====== Records provided ======

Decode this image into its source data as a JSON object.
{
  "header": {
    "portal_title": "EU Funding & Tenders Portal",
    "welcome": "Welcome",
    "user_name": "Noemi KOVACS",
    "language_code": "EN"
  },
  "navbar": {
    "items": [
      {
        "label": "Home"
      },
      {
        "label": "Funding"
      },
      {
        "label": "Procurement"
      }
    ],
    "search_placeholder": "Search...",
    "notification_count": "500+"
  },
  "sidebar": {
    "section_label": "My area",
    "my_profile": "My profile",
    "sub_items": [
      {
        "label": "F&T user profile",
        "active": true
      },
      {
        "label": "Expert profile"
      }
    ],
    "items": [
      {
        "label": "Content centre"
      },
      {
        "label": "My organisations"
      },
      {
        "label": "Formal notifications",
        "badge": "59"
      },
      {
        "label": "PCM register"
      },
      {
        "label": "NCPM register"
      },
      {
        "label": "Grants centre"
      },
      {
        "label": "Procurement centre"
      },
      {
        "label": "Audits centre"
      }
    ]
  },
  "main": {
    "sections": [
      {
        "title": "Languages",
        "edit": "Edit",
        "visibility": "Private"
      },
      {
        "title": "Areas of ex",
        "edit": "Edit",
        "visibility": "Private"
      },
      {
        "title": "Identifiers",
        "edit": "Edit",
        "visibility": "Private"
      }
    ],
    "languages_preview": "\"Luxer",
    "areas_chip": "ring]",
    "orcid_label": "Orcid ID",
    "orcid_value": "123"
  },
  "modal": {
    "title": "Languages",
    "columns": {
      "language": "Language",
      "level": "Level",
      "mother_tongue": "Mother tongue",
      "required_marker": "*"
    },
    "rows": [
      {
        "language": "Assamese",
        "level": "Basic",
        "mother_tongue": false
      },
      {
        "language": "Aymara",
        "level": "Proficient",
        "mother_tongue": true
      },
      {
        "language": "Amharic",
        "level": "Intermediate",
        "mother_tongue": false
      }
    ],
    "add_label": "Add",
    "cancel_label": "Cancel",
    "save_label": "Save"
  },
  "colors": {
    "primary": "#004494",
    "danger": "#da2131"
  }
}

======

[Stated goal]:
All entries shown above should be printed again exactly.

[Final result]:
Decode this image into its source data as a JSON object.
{
  "header": {
    "portal_title": "EU Funding & Tenders Portal",
    "welcome": "Welcome",
    "user_name": "Noemi KOVACS",
    "language_code": "EN"
  },
  "navbar": {
    "items": [
      {
        "label": "Home"
      },
      {
        "label": "Funding"
      },
      {
        "label": "Procurement"
      }
    ],
    "search_placeholder": "Search...",
    "notification_count": "500+"
  },
  "sidebar": {
    "section_label": "My area",
    "my_profile": "My profile",
    "sub_items": [
      {
        "label": "F&T user profile",
        "active": true
      },
      {
        "label": "Expert profile"
      }
    ],
    "items": [
      {
        "label": "Content centre"
      },
      {
        "label": "My organisations"
      },
      {
        "label": "Formal notifications",
        "badge": "59"
      },
      {
        "label": "PCM register"
      },
      {
        "label": "NCPM register"
      },
      {
        "label": "Grants centre"
      },
      {
        "label": "Procurement centre"
      },
      {
        "label": "Audits centre"
      }
    ]
  },
  "main": {
    "sections": [
      {
        "title": "Languages",
        "edit": "Edit",
        "visibility": "Private"
      },
      {
        "title": "Areas of ex",
        "edit": "Edit",
        "visibility": "Private"
      },
      {
        "title": "Identifiers",
        "edit": "Edit",
        "visibility": "Private"
      }
    ],
    "languages_preview": "\"Luxer",
    "areas_chip": "ring]",
    "orcid_label": "Orcid ID",
    "orcid_value": "123"
  },
  "modal": {
    "title": "Languages",
    "columns": {
      "language": "Language",
      "level": "Level",
      "mother_tongue": "Mother tongue",
      "required_marker": "*"
    },
    "rows": [
      {
        "language": "Assamese",
        "level": "Basic",
        "mother_tongue": false
      },
      {
        "language": "Aymara",
        "level": "Proficient",
        "mother_tongue": true
      },
      {
        "language": "Amharic",
        "level": "Intermediate",
        "mother_tongue": false
      }
    ],
    "add_label": "Add",
    "cancel_label": "Cancel",
    "save_label": "Save"
  },
  "colors": {
    "primary": "#004494",
    "danger": "#da2131"
  }
}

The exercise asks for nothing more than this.